Reproduce the entire listing word for word.

(Raw records)
- - -

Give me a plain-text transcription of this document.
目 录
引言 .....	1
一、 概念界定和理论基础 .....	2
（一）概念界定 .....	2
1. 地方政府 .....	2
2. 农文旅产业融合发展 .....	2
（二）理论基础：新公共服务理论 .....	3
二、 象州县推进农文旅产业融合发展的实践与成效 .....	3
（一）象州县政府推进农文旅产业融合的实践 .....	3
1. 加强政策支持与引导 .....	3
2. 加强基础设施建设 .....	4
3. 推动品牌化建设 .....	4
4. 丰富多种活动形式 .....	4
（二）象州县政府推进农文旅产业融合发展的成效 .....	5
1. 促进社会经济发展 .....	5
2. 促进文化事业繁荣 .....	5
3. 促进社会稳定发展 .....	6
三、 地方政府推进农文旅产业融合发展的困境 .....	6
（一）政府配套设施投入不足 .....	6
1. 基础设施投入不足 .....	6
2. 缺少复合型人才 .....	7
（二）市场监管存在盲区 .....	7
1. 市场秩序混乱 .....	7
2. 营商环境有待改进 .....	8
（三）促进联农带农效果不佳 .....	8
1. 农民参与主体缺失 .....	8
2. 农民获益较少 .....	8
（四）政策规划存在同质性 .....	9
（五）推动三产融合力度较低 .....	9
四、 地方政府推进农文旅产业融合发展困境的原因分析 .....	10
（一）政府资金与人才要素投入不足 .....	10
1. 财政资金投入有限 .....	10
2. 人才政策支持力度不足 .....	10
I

- - -

#### Solved exercise
Give me a plain-text transcription of this document.
目 录
引言 .....	1
一、 概念界定和理论基础 .....	2
（一）概念界定 .....	2
1. 地方政府 .....	2
2. 农文旅产业融合发展 .....	2
（二）理论基础：新公共服务理论 .....	3
二、 象州县推进农文旅产业融合发展的实践与成效 .....	3
（一）象州县政府推进农文旅产业融合的实践 .....	3
1. 加强政策支持与引导 .....	3
2. 加强基础设施建设 .....	4
3. 推动品牌化建设 .....	4
4. 丰富多种活动形式 .....	4
（二）象州县政府推进农文旅产业融合发展的成效 .....	5
1. 促进社会经济发展 .....	5
2. 促进文化事业繁荣 .....	5
3. 促进社会稳定发展 .....	6
三、 地方政府推进农文旅产业融合发展的困境 .....	6
（一）政府配套设施投入不足 .....	6
1. 基础设施投入不足 .....	6
2. 缺少复合型人才 .....	7
（二）市场监管存在盲区 .....	7
1. 市场秩序混乱 .....	7
2. 营商环境有待改进 .....	8
（三）促进联农带农效果不佳 .....	8
1. 农民参与主体缺失 .....	8
2. 农民获益较少 .....	8
（四）政策规划存在同质性 .....	9
（五）推动三产融合力度较低 .....	9
四、 地方政府推进农文旅产业融合发展困境的原因分析 .....	10
（一）政府资金与人才要素投入不足 .....	10
1. 财政资金投入有限 .....	10
2. 人才政策支持力度不足 .....	10
I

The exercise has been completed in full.